◆ **REQUIREMENT**:
Starting at the first line below and ending at the line that contains "y-tick-label-x-0: −1.00 bbox=[35, 342, 72, 356]", write out those lines as a numbered list, leaving out any blank lines.

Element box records
——
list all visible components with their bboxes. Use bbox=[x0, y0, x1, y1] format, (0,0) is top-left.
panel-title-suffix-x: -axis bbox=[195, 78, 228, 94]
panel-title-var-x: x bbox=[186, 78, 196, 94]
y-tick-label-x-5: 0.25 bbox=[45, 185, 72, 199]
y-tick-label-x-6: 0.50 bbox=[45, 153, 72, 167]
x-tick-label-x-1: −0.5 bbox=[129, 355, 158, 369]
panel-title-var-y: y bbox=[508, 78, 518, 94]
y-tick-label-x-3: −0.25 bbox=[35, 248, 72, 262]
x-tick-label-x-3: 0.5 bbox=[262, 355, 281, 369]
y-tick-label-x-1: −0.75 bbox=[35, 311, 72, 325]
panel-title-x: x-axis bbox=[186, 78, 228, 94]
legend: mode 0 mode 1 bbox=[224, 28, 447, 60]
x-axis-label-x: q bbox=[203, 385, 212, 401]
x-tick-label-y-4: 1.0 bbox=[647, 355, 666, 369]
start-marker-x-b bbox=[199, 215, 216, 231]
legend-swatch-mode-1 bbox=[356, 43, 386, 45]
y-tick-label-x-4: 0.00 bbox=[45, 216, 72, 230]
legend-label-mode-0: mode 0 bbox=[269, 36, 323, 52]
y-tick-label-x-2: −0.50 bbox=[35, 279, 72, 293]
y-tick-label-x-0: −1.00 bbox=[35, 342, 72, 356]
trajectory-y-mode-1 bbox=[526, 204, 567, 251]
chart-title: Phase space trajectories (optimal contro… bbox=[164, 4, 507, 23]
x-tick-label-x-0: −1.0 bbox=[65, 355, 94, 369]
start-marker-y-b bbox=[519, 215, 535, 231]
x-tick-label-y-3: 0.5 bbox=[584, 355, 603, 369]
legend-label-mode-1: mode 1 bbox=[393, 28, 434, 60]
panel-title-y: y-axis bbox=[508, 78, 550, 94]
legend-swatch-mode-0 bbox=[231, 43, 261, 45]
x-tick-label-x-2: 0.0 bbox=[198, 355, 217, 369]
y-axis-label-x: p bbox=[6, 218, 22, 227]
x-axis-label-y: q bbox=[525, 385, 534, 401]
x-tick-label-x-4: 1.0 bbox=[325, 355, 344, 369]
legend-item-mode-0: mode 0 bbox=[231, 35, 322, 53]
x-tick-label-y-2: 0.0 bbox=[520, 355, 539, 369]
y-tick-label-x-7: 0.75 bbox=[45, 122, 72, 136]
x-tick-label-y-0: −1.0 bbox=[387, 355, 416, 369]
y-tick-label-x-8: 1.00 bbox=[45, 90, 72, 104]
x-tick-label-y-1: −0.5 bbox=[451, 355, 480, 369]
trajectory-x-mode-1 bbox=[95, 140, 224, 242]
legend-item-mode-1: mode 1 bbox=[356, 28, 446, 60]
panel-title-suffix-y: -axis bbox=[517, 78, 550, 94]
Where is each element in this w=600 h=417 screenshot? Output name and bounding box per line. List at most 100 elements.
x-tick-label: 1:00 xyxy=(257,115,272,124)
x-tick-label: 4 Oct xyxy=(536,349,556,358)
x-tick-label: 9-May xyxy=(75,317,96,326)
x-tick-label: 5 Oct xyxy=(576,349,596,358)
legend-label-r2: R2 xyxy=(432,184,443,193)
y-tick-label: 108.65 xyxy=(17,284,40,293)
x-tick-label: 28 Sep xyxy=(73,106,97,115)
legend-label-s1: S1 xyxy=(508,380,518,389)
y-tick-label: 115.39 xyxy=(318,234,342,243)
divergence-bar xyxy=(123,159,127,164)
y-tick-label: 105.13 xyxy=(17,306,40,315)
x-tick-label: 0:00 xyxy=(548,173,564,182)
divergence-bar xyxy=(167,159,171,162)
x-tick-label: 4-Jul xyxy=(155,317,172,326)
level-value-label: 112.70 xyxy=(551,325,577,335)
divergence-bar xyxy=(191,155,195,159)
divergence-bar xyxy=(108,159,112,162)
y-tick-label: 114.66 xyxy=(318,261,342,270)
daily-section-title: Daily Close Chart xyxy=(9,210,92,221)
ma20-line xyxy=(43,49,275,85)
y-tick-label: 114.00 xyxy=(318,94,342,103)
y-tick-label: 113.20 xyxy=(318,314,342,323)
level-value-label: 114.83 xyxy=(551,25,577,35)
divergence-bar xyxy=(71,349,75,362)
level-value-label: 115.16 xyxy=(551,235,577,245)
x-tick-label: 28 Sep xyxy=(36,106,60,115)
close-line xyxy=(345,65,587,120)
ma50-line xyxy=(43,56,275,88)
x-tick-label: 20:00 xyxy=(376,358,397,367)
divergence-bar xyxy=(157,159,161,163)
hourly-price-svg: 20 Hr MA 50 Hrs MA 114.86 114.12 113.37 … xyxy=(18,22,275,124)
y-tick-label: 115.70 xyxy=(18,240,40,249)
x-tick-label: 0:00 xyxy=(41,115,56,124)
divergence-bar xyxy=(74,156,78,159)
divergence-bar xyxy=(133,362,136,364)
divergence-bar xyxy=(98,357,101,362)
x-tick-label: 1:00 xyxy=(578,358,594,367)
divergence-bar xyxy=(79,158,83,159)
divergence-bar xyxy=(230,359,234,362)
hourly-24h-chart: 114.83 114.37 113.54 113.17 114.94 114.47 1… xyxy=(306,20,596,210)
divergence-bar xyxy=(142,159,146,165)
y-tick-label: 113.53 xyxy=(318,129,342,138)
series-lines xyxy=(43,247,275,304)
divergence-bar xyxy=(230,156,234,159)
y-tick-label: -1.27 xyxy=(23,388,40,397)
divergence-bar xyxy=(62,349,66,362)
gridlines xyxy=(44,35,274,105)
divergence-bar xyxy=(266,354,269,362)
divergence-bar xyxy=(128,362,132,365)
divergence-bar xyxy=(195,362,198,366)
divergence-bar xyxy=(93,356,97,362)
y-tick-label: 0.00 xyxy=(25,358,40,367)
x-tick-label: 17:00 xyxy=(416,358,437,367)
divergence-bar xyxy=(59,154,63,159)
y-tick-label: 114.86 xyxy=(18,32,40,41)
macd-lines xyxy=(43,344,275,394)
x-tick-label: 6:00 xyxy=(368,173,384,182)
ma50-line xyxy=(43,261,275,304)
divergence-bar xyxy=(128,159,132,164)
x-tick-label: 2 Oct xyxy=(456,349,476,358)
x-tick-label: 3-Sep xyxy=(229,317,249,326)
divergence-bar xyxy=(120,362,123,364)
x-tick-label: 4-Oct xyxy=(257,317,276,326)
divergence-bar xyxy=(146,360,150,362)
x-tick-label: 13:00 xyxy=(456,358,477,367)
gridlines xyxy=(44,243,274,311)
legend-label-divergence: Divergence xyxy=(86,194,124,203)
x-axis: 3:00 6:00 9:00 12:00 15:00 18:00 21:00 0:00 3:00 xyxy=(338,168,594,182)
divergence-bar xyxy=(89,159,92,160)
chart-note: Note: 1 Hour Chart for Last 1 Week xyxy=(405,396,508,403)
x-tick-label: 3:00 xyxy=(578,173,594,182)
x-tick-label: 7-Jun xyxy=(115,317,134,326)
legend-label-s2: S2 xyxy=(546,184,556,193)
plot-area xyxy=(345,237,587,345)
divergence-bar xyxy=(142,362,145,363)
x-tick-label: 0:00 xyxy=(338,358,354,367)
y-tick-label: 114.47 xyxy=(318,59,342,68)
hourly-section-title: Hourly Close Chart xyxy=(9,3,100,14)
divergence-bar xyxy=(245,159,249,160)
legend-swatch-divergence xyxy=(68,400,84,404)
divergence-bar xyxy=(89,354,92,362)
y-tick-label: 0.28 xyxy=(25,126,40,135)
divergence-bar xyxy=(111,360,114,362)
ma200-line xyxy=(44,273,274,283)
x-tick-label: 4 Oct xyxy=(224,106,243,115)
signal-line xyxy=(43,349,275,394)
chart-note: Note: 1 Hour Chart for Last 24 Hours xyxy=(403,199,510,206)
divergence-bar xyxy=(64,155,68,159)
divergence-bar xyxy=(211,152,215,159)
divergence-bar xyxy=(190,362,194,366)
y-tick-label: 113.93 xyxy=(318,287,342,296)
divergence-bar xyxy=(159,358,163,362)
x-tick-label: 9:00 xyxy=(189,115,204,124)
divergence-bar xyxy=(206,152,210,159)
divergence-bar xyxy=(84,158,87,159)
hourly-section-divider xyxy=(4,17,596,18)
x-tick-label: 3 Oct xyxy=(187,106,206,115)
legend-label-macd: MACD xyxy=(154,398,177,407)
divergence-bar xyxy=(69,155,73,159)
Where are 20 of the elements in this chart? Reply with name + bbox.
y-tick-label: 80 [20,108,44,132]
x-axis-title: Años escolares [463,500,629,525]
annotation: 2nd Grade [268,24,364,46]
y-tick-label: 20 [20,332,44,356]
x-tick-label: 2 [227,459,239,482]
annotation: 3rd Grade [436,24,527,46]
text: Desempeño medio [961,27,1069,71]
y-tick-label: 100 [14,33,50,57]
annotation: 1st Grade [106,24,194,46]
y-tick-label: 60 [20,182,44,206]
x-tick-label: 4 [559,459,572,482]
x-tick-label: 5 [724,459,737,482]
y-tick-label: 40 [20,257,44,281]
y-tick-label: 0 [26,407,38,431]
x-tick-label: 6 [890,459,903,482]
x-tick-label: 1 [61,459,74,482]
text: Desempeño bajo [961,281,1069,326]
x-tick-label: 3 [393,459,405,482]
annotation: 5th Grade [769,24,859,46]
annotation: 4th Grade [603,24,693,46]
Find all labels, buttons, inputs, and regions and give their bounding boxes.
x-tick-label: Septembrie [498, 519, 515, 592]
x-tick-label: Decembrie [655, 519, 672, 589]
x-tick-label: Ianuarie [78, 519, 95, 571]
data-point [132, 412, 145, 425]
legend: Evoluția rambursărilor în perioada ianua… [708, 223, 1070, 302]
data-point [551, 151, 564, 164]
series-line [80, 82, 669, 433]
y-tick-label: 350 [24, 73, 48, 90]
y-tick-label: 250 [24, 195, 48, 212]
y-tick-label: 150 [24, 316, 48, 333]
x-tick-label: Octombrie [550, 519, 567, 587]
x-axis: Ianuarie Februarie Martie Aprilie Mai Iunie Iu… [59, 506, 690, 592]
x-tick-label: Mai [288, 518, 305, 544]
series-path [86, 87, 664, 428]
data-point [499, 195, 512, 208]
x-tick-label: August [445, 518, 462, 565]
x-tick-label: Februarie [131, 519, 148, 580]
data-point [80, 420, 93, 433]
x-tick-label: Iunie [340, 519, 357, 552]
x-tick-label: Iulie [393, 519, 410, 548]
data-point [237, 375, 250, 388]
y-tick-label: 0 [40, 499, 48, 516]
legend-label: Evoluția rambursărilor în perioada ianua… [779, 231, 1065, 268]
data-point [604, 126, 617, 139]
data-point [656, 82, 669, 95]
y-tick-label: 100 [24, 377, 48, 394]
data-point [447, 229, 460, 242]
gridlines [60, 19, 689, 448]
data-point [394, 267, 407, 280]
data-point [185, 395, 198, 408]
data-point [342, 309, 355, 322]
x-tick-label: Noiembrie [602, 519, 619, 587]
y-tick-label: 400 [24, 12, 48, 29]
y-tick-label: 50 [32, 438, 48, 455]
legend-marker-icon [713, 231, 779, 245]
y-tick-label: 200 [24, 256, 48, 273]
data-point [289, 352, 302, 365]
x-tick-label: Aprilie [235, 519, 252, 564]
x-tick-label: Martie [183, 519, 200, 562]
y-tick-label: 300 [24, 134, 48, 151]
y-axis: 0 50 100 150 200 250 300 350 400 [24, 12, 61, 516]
——
◆ **SOLVED PROBLEM**:
1. list all visible components with their bboxes. Use bbox=[x0, y0, x1, y1] format, (0,0) is top-left.
2. panel-title-suffix-x: -axis bbox=[195, 78, 228, 94]
3. panel-title-var-x: x bbox=[186, 78, 196, 94]
4. y-tick-label-x-5: 0.25 bbox=[45, 185, 72, 199]
5. y-tick-label-x-6: 0.50 bbox=[45, 153, 72, 167]
6. x-tick-label-x-1: −0.5 bbox=[129, 355, 158, 369]
7. panel-title-var-y: y bbox=[508, 78, 518, 94]
8. y-tick-label-x-3: −0.25 bbox=[35, 248, 72, 262]
9. x-tick-label-x-3: 0.5 bbox=[262, 355, 281, 369]
10. y-tick-label-x-1: −0.75 bbox=[35, 311, 72, 325]
11. panel-title-x: x-axis bbox=[186, 78, 228, 94]
12. legend: mode 0 mode 1 bbox=[224, 28, 447, 60]
13. x-axis-label-x: q bbox=[203, 385, 212, 401]
14. x-tick-label-y-4: 1.0 bbox=[647, 355, 666, 369]
15. start-marker-x-b bbox=[199, 215, 216, 231]
16. legend-swatch-mode-1 bbox=[356, 43, 386, 45]
17. y-tick-label-x-4: 0.00 bbox=[45, 216, 72, 230]
18. legend-label-mode-0: mode 0 bbox=[269, 36, 323, 52]
19. y-tick-label-x-2: −0.50 bbox=[35, 279, 72, 293]
20. y-tick-label-x-0: −1.00 bbox=[35, 342, 72, 356]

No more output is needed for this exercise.